:: MATERIAL SHOWN ::

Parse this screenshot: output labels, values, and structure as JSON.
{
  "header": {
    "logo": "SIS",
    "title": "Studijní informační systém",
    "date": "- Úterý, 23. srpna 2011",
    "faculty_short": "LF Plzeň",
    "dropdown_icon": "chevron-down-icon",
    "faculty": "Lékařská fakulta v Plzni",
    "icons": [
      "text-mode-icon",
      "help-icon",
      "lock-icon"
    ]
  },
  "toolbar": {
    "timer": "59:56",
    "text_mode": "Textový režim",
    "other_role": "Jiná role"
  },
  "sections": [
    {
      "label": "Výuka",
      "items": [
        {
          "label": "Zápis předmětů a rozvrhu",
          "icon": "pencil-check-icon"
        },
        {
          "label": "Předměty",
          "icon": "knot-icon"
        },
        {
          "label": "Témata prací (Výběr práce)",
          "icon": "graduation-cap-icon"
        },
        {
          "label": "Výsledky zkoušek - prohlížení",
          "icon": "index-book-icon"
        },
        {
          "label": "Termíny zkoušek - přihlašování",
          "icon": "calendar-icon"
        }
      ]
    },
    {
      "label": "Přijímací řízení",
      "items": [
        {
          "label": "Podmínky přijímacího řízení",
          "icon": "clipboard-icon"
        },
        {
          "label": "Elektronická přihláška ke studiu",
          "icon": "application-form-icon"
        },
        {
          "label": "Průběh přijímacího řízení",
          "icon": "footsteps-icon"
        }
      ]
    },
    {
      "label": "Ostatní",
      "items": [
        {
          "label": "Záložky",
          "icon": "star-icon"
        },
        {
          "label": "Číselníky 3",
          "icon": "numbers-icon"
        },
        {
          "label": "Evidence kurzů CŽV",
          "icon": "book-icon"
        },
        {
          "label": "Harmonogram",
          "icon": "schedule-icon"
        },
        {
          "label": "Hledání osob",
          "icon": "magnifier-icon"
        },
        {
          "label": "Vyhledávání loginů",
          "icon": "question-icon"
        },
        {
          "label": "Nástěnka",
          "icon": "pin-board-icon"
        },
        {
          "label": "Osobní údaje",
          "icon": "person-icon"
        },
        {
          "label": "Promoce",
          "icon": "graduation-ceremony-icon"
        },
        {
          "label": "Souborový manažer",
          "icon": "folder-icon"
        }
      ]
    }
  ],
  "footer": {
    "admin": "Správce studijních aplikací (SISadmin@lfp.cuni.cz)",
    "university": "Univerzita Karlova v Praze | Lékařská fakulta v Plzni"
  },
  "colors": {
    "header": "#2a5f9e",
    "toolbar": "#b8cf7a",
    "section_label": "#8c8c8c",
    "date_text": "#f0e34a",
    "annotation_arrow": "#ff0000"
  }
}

:::

▶ [WHAT THE TASK REQUIRES]: Look through the lines above and collect those with the word "řízení".

▶ [FINAL RESULT]:
      "label": "Přijímací řízení",
          "label": "Podmínky přijímacího řízení",
          "label": "Průběh přijímacího řízení",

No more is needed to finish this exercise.